▶ Entries supplied:
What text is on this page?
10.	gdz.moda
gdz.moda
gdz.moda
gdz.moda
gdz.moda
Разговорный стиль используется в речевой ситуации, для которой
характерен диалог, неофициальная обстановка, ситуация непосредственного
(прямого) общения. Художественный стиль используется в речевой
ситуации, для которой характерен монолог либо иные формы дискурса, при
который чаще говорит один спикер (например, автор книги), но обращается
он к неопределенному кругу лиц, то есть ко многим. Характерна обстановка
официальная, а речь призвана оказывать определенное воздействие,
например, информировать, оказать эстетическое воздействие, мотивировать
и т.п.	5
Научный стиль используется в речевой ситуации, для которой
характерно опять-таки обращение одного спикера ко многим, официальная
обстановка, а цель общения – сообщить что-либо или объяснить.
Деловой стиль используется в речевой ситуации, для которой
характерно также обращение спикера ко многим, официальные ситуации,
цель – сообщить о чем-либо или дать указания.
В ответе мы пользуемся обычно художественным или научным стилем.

▶ Stated problem:
Take the entries above and transcribe them exactly.

▶ Reply:
What text is on this page?
10.	gdz.moda
gdz.moda
gdz.moda
gdz.moda
gdz.moda
Разговорный стиль используется в речевой ситуации, для которой
характерен диалог, неофициальная обстановка, ситуация непосредственного
(прямого) общения. Художественный стиль используется в речевой
ситуации, для которой характерен монолог либо иные формы дискурса, при
который чаще говорит один спикер (например, автор книги), но обращается
он к неопределенному кругу лиц, то есть ко многим. Характерна обстановка
официальная, а речь призвана оказывать определенное воздействие,
например, информировать, оказать эстетическое воздействие, мотивировать
и т.п.	5
Научный стиль используется в речевой ситуации, для которой
характерно опять-таки обращение одного спикера ко многим, официальная
обстановка, а цель общения – сообщить что-либо или объяснить.
Деловой стиль используется в речевой ситуации, для которой
характерно также обращение спикера ко многим, официальные ситуации,
цель – сообщить о чем-либо или дать указания.
В ответе мы пользуемся обычно художественным или научным стилем.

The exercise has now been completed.